→ SET EXERCISE:
Reproduce word for word the lines of the material from the one containing "base-call: G <box>1101 1222 1109 1237</box>" through the one containing "base-call: A <box>629 497 637 512</box>", including both of those lines.

→ ROWS:
──────────────────────────────
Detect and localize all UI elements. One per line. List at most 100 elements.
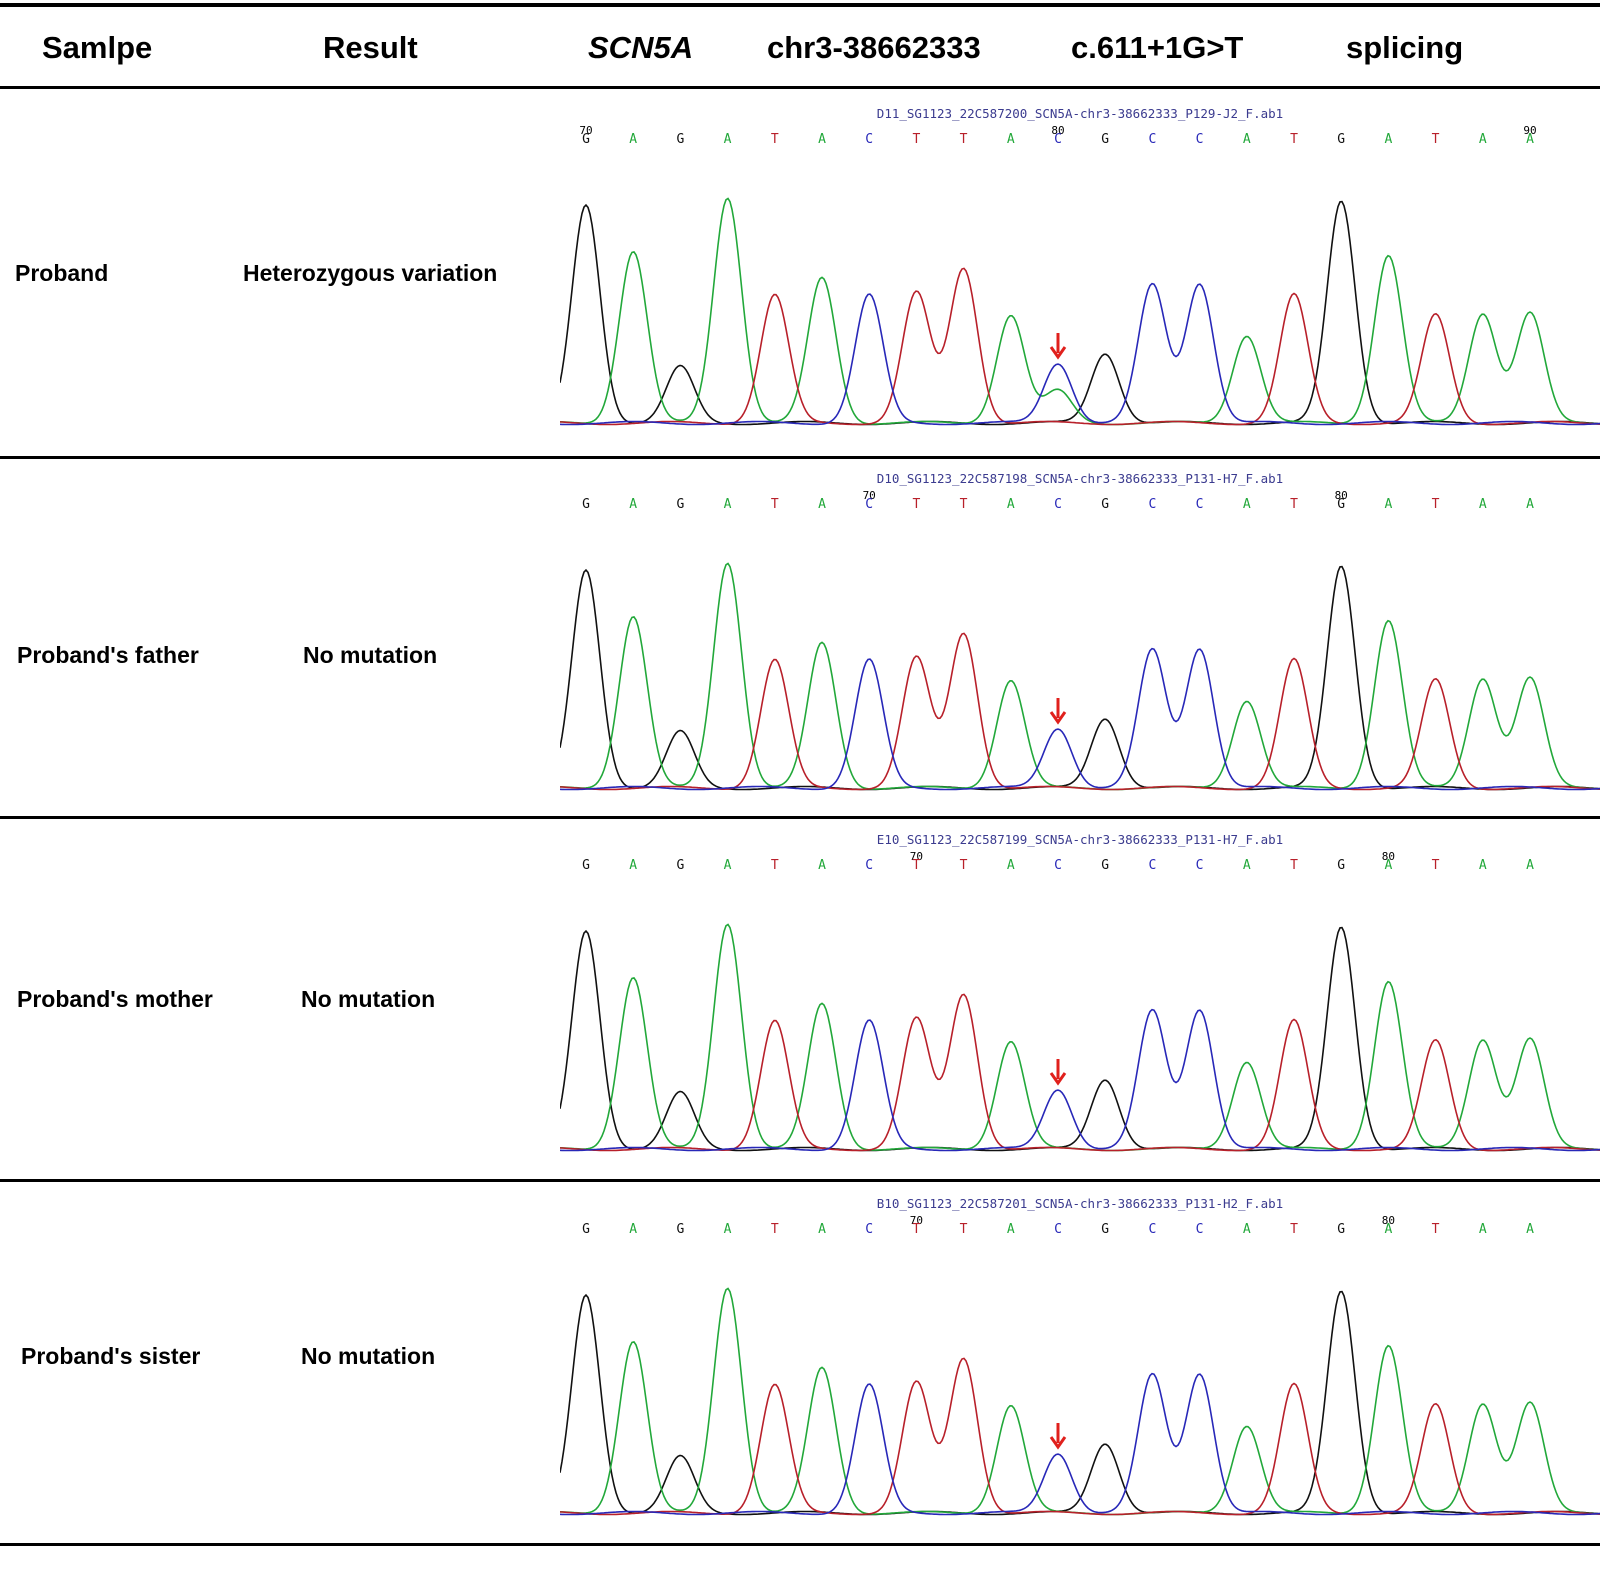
base-call: G <box>1101 1222 1109 1237</box>
base-call: C <box>1054 497 1062 512</box>
position-marker: 70 <box>910 1214 923 1227</box>
base-call: A <box>1007 858 1015 873</box>
trace-c <box>560 1008 1600 1152</box>
base-call: A <box>724 858 732 873</box>
base-call: C <box>865 497 873 512</box>
base-call: G <box>1101 132 1109 147</box>
result-label: No mutation <box>301 986 436 1012</box>
base-call: A <box>1007 1222 1015 1237</box>
trace-a <box>560 1287 1600 1516</box>
base-call: T <box>912 858 920 873</box>
chromatogram-svg: B10_SG1123_22C587201_SCN5A-chr3-38662333… <box>560 1196 1600 1516</box>
base-call: T <box>771 497 779 512</box>
trace-g <box>560 926 1600 1152</box>
base-call: A <box>1243 497 1251 512</box>
trace-a <box>560 923 1600 1152</box>
base-call: T <box>960 132 968 147</box>
base-call: A <box>724 1222 732 1237</box>
base-call: A <box>1479 858 1487 873</box>
base-call: A <box>1243 132 1251 147</box>
trace-file-name: B10_SG1123_22C587201_SCN5A-chr3-38662333… <box>877 1196 1283 1211</box>
base-call: T <box>960 497 968 512</box>
mutation-arrow <box>1049 333 1067 360</box>
position-marker: 90 <box>1523 124 1536 137</box>
base-call: G <box>1101 497 1109 512</box>
trace-c <box>560 282 1600 426</box>
header-sample: Samlpe <box>42 30 153 65</box>
header-result: Result <box>323 30 418 65</box>
mutation-arrow <box>1049 698 1067 725</box>
base-call: A <box>1479 497 1487 512</box>
base-call: A <box>1526 132 1534 147</box>
base-call: G <box>582 132 590 147</box>
trace-g <box>560 1290 1600 1516</box>
base-call: A <box>629 858 637 873</box>
base-call: C <box>1148 132 1156 147</box>
header-type: splicing <box>1346 30 1464 65</box>
base-call: A <box>818 132 826 147</box>
position-marker: 80 <box>1335 489 1348 502</box>
base-call: A <box>1479 132 1487 147</box>
base-call: T <box>912 132 920 147</box>
base-call: C <box>865 858 873 873</box>
mutation-arrow <box>1049 1059 1067 1086</box>
base-call: G <box>1337 1222 1345 1237</box>
base-call: C <box>1196 858 1204 873</box>
base-call: T <box>912 1222 920 1237</box>
mutation-arrow <box>1049 1423 1067 1450</box>
trace-g <box>560 565 1600 791</box>
sample-label: Proband's sister <box>21 1343 201 1369</box>
base-call: T <box>1432 497 1440 512</box>
base-call: A <box>629 497 637 512</box>
chromatogram-svg: D11_SG1123_22C587200_SCN5A-chr3-38662333… <box>560 106 1600 426</box>
trace-t <box>560 267 1600 426</box>
base-call: C <box>1196 1222 1204 1237</box>
base-call: A <box>629 132 637 147</box>
base-call: T <box>1432 1222 1440 1237</box>
result-label: No mutation <box>303 642 438 668</box>
base-call: T <box>960 1222 968 1237</box>
base-call: A <box>1384 497 1392 512</box>
base-call: A <box>1243 858 1251 873</box>
chromatogram-svg: E10_SG1123_22C587199_SCN5A-chr3-38662333… <box>560 832 1600 1152</box>
base-call: T <box>1290 1222 1298 1237</box>
sample-label: Proband's father <box>17 642 199 668</box>
base-call: A <box>1243 1222 1251 1237</box>
sample-label: Proband's mother <box>17 986 213 1012</box>
base-call: T <box>771 132 779 147</box>
position-marker: 70 <box>910 850 923 863</box>
base-call: C <box>1148 858 1156 873</box>
sample-label: Proband <box>15 260 109 286</box>
base-call: T <box>1290 858 1298 873</box>
chromatogram-proband: D11_SG1123_22C587200_SCN5A-chr3-38662333… <box>560 100 1600 440</box>
position-marker: 80 <box>1051 124 1064 137</box>
row-divider <box>0 1179 1600 1182</box>
table-bottom-rule <box>0 1543 1600 1546</box>
base-call: G <box>676 132 684 147</box>
base-call: A <box>724 132 732 147</box>
base-call: C <box>865 132 873 147</box>
result-label: Heterozygous variation <box>243 260 498 286</box>
base-call: C <box>1196 132 1204 147</box>
trace-g <box>560 200 1600 426</box>
row-divider <box>0 456 1600 459</box>
base-call: A <box>629 1222 637 1237</box>
base-call: G <box>582 497 590 512</box>
row-divider <box>0 816 1600 819</box>
base-call: G <box>676 858 684 873</box>
chromatogram-father: D10_SG1123_22C587198_SCN5A-chr3-38662333… <box>560 465 1600 805</box>
position-marker: 80 <box>1382 850 1395 863</box>
base-call: T <box>1432 132 1440 147</box>
chromatogram-svg: D10_SG1123_22C587198_SCN5A-chr3-38662333… <box>560 471 1600 791</box>
header-bottom-rule <box>0 86 1600 89</box>
base-call: C <box>1054 858 1062 873</box>
base-call: T <box>1290 497 1298 512</box>
base-call: G <box>1337 132 1345 147</box>
base-call: A <box>818 858 826 873</box>
base-call: A <box>1384 858 1392 873</box>
base-call: G <box>1337 497 1345 512</box>
trace-t <box>560 1357 1600 1516</box>
header-locus: chr3-38662333 <box>767 30 981 65</box>
trace-a <box>560 197 1600 426</box>
header-change: c.611+1G>T <box>1071 30 1244 65</box>
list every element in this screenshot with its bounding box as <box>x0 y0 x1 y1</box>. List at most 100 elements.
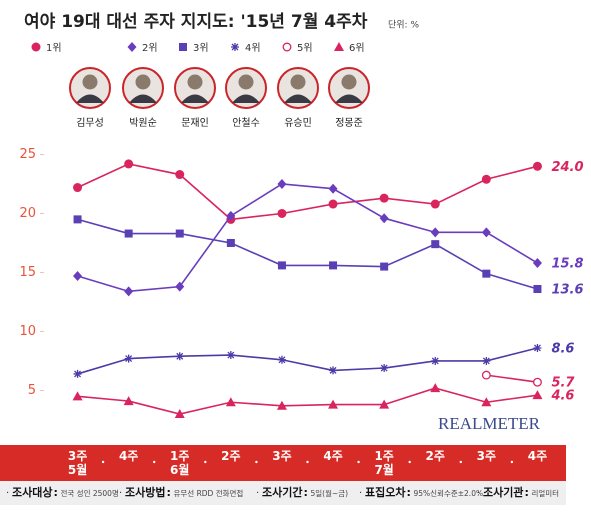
──────────────────────────────
→ ANSWER:
base-call: G <box>1101 1222 1109 1237</box>
base-call: C <box>1054 497 1062 512</box>
position-marker: 70 <box>910 1214 923 1227</box>
base-call: A <box>1007 858 1015 873</box>
trace-c <box>560 1008 1600 1152</box>
base-call: A <box>724 858 732 873</box>
base-call: C <box>865 497 873 512</box>
base-call: G <box>1101 132 1109 147</box>
result-label: No mutation <box>301 986 436 1012</box>
base-call: A <box>1007 1222 1015 1237</box>
trace-a <box>560 1287 1600 1516</box>
base-call: T <box>912 858 920 873</box>
chromatogram-svg: B10_SG1123_22C587201_SCN5A-chr3-38662333… <box>560 1196 1600 1516</box>
base-call: T <box>771 497 779 512</box>
trace-g <box>560 926 1600 1152</box>
base-call: A <box>1243 497 1251 512</box>
trace-a <box>560 923 1600 1152</box>
base-call: T <box>960 132 968 147</box>
base-call: A <box>724 1222 732 1237</box>
base-call: A <box>1479 858 1487 873</box>
base-call: A <box>1243 132 1251 147</box>
trace-file-name: B10_SG1123_22C587201_SCN5A-chr3-38662333… <box>877 1196 1283 1211</box>
base-call: T <box>960 497 968 512</box>
mutation-arrow <box>1049 333 1067 360</box>
position-marker: 90 <box>1523 124 1536 137</box>
base-call: G <box>1101 497 1109 512</box>
trace-c <box>560 282 1600 426</box>
header-sample: Samlpe <box>42 30 153 65</box>
header-result: Result <box>323 30 418 65</box>
mutation-arrow <box>1049 698 1067 725</box>
base-call: A <box>1479 497 1487 512</box>
base-call: A <box>1526 132 1534 147</box>
base-call: G <box>582 132 590 147</box>
trace-g <box>560 1290 1600 1516</box>
base-call: A <box>629 858 637 873</box>
base-call: C <box>1148 132 1156 147</box>
header-type: splicing <box>1346 30 1464 65</box>
base-call: A <box>818 132 826 147</box>
position-marker: 80 <box>1335 489 1348 502</box>
base-call: A <box>1479 132 1487 147</box>
base-call: T <box>912 132 920 147</box>
base-call: C <box>865 858 873 873</box>
mutation-arrow <box>1049 1059 1067 1086</box>
base-call: G <box>1337 1222 1345 1237</box>
base-call: C <box>1196 858 1204 873</box>
base-call: T <box>912 1222 920 1237</box>
mutation-arrow <box>1049 1423 1067 1450</box>
trace-g <box>560 565 1600 791</box>
sample-label: Proband's sister <box>21 1343 201 1369</box>
base-call: T <box>1432 497 1440 512</box>
base-call: A <box>629 497 637 512</box>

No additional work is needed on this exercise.